-------- Working data
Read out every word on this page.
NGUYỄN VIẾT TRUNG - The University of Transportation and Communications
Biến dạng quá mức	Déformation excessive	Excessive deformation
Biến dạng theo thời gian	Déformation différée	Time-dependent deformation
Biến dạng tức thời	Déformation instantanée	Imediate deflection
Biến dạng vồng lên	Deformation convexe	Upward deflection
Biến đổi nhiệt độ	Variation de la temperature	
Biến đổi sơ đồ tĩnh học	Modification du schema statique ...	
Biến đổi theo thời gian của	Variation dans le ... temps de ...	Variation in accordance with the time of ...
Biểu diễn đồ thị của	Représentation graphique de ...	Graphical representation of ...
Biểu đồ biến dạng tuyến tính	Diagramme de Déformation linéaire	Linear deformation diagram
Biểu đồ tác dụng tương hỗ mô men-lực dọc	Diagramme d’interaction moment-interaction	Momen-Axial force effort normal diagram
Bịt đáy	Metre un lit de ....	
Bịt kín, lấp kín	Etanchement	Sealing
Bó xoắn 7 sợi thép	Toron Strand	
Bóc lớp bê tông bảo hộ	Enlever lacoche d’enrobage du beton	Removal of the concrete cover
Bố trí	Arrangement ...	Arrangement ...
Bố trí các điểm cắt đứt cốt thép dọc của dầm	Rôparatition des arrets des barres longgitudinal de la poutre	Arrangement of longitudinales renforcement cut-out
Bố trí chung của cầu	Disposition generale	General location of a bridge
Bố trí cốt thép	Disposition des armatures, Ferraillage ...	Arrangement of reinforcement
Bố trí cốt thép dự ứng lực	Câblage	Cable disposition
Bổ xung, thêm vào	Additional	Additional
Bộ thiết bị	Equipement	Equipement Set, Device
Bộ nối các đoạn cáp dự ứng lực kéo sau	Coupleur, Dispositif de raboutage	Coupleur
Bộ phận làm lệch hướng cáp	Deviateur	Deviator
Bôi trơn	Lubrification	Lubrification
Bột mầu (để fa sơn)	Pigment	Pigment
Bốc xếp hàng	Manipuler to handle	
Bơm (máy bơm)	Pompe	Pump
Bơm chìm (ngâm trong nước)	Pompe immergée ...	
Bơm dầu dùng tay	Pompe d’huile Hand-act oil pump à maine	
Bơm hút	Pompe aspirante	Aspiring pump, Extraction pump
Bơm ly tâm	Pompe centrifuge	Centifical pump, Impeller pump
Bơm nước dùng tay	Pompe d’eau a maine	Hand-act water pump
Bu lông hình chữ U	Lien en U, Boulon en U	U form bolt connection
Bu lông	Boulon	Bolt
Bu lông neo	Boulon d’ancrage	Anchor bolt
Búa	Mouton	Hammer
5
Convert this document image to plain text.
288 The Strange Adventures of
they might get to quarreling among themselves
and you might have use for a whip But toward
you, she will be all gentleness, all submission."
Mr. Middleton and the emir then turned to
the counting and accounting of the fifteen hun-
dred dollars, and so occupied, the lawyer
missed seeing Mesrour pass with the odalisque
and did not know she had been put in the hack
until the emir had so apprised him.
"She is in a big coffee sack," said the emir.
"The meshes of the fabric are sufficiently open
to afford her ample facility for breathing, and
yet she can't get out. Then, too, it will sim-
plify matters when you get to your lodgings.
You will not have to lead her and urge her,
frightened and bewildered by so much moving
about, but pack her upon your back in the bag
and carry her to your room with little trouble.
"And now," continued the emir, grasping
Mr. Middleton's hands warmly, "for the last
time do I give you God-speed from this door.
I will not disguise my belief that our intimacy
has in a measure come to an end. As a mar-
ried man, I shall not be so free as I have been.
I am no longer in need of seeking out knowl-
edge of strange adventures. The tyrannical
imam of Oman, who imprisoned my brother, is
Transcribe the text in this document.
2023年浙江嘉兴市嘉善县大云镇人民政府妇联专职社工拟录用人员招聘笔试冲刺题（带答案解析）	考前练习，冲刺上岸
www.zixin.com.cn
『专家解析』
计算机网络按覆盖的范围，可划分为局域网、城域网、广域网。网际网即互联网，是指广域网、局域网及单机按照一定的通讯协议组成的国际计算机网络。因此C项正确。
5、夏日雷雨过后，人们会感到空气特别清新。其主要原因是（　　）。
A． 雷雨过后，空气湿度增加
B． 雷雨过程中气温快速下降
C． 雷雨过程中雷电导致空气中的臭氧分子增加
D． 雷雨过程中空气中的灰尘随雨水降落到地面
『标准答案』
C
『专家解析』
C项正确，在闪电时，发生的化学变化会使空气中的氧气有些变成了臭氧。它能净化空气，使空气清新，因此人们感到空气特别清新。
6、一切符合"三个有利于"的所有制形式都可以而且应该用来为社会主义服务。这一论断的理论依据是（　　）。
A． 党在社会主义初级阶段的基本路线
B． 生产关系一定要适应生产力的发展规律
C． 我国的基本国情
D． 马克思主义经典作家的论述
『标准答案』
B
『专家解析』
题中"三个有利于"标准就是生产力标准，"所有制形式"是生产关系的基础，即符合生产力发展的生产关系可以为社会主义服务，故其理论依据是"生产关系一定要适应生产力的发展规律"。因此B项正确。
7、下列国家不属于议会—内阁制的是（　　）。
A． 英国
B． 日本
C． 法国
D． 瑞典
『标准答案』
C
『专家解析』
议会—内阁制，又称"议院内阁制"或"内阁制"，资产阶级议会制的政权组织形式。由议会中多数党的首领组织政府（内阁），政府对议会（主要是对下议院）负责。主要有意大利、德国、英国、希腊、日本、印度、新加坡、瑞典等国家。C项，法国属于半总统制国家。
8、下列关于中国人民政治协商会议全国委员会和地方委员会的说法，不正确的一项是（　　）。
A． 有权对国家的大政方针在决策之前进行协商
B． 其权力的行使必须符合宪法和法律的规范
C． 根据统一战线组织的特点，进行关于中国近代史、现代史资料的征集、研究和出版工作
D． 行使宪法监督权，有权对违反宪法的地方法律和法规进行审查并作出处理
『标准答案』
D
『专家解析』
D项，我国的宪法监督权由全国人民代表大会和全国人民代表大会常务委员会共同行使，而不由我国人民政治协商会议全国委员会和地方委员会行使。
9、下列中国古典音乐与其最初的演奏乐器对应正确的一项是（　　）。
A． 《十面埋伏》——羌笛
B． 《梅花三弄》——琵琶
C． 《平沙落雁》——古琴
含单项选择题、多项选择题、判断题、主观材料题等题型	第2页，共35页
----------------
What you need to do —
Repeat the records above in full, character for character.

Complete response —
Read out every word on this page.
NGUYỄN VIẾT TRUNG - The University of Transportation and Communications
Biến dạng quá mức	Déformation excessive	Excessive deformation
Biến dạng theo thời gian	Déformation différée	Time-dependent deformation
Biến dạng tức thời	Déformation instantanée	Imediate deflection
Biến dạng vồng lên	Deformation convexe	Upward deflection
Biến đổi nhiệt độ	Variation de la temperature	
Biến đổi sơ đồ tĩnh học	Modification du schema statique ...	
Biến đổi theo thời gian của	Variation dans le ... temps de ...	Variation in accordance with the time of ...
Biểu diễn đồ thị của	Représentation graphique de ...	Graphical representation of ...
Biểu đồ biến dạng tuyến tính	Diagramme de Déformation linéaire	Linear deformation diagram
Biểu đồ tác dụng tương hỗ mô men-lực dọc	Diagramme d’interaction moment-interaction	Momen-Axial force effort normal diagram
Bịt đáy	Metre un lit de ....	
Bịt kín, lấp kín	Etanchement	Sealing
Bó xoắn 7 sợi thép	Toron Strand	
Bóc lớp bê tông bảo hộ	Enlever lacoche d’enrobage du beton	Removal of the concrete cover
Bố trí	Arrangement ...	Arrangement ...
Bố trí các điểm cắt đứt cốt thép dọc của dầm	Rôparatition des arrets des barres longgitudinal de la poutre	Arrangement of longitudinales renforcement cut-out
Bố trí chung của cầu	Disposition generale	General location of a bridge
Bố trí cốt thép	Disposition des armatures, Ferraillage ...	Arrangement of reinforcement
Bố trí cốt thép dự ứng lực	Câblage	Cable disposition
Bổ xung, thêm vào	Additional	Additional
Bộ thiết bị	Equipement	Equipement Set, Device
Bộ nối các đoạn cáp dự ứng lực kéo sau	Coupleur, Dispositif de raboutage	Coupleur
Bộ phận làm lệch hướng cáp	Deviateur	Deviator
Bôi trơn	Lubrification	Lubrification
Bột mầu (để fa sơn)	Pigment	Pigment
Bốc xếp hàng	Manipuler to handle	
Bơm (máy bơm)	Pompe	Pump
Bơm chìm (ngâm trong nước)	Pompe immergée ...	
Bơm dầu dùng tay	Pompe d’huile Hand-act oil pump à maine	
Bơm hút	Pompe aspirante	Aspiring pump, Extraction pump
Bơm ly tâm	Pompe centrifuge	Centifical pump, Impeller pump
Bơm nước dùng tay	Pompe d’eau a maine	Hand-act water pump
Bu lông hình chữ U	Lien en U, Boulon en U	U form bolt connection
Bu lông	Boulon	Bolt
Bu lông neo	Boulon d’ancrage	Anchor bolt
Búa	Mouton	Hammer
5
Convert this document image to plain text.
288 The Strange Adventures of
they might get to quarreling among themselves
and you might have use for a whip But toward
you, she will be all gentleness, all submission."
Mr. Middleton and the emir then turned to
the counting and accounting of the fifteen hun-
dred dollars, and so occupied, the lawyer
missed seeing Mesrour pass with the odalisque
and did not know she had been put in the hack
until the emir had so apprised him.
"She is in a big coffee sack," said the emir.
"The meshes of the fabric are sufficiently open
to afford her ample facility for breathing, and
yet she can't get out. Then, too, it will sim-
plify matters when you get to your lodgings.
You will not have to lead her and urge her,
frightened and bewildered by so much moving
about, but pack her upon your back in the bag
and carry her to your room with little trouble.
"And now," continued the emir, grasping
Mr. Middleton's hands warmly, "for the last
time do I give you God-speed from this door.
I will not disguise my belief that our intimacy
has in a measure come to an end. As a mar-
ried man, I shall not be so free as I have been.
I am no longer in need of seeking out knowl-
edge of strange adventures. The tyrannical
imam of Oman, who imprisoned my brother, is
Transcribe the text in this document.
2023年浙江嘉兴市嘉善县大云镇人民政府妇联专职社工拟录用人员招聘笔试冲刺题（带答案解析）	考前练习，冲刺上岸
www.zixin.com.cn
『专家解析』
计算机网络按覆盖的范围，可划分为局域网、城域网、广域网。网际网即互联网，是指广域网、局域网及单机按照一定的通讯协议组成的国际计算机网络。因此C项正确。
5、夏日雷雨过后，人们会感到空气特别清新。其主要原因是（　　）。
A． 雷雨过后，空气湿度增加
B． 雷雨过程中气温快速下降
C． 雷雨过程中雷电导致空气中的臭氧分子增加
D． 雷雨过程中空气中的灰尘随雨水降落到地面
『标准答案』
C
『专家解析』
C项正确，在闪电时，发生的化学变化会使空气中的氧气有些变成了臭氧。它能净化空气，使空气清新，因此人们感到空气特别清新。
6、一切符合"三个有利于"的所有制形式都可以而且应该用来为社会主义服务。这一论断的理论依据是（　　）。
A． 党在社会主义初级阶段的基本路线
B． 生产关系一定要适应生产力的发展规律
C． 我国的基本国情
D． 马克思主义经典作家的论述
『标准答案』
B
『专家解析』
题中"三个有利于"标准就是生产力标准，"所有制形式"是生产关系的基础，即符合生产力发展的生产关系可以为社会主义服务，故其理论依据是"生产关系一定要适应生产力的发展规律"。因此B项正确。
7、下列国家不属于议会—内阁制的是（　　）。
A． 英国
B． 日本
C． 法国
D． 瑞典
『标准答案』
C
『专家解析』
议会—内阁制，又称"议院内阁制"或"内阁制"，资产阶级议会制的政权组织形式。由议会中多数党的首领组织政府（内阁），政府对议会（主要是对下议院）负责。主要有意大利、德国、英国、希腊、日本、印度、新加坡、瑞典等国家。C项，法国属于半总统制国家。
8、下列关于中国人民政治协商会议全国委员会和地方委员会的说法，不正确的一项是（　　）。
A． 有权对国家的大政方针在决策之前进行协商
B． 其权力的行使必须符合宪法和法律的规范
C． 根据统一战线组织的特点，进行关于中国近代史、现代史资料的征集、研究和出版工作
D． 行使宪法监督权，有权对违反宪法的地方法律和法规进行审查并作出处理
『标准答案』
D
『专家解析』
D项，我国的宪法监督权由全国人民代表大会和全国人民代表大会常务委员会共同行使，而不由我国人民政治协商会议全国委员会和地方委员会行使。
9、下列中国古典音乐与其最初的演奏乐器对应正确的一项是（　　）。
A． 《十面埋伏》——羌笛
B． 《梅花三弄》——琵琶
C． 《平沙落雁》——古琴
含单项选择题、多项选择题、判断题、主观材料题等题型	第2页，共35页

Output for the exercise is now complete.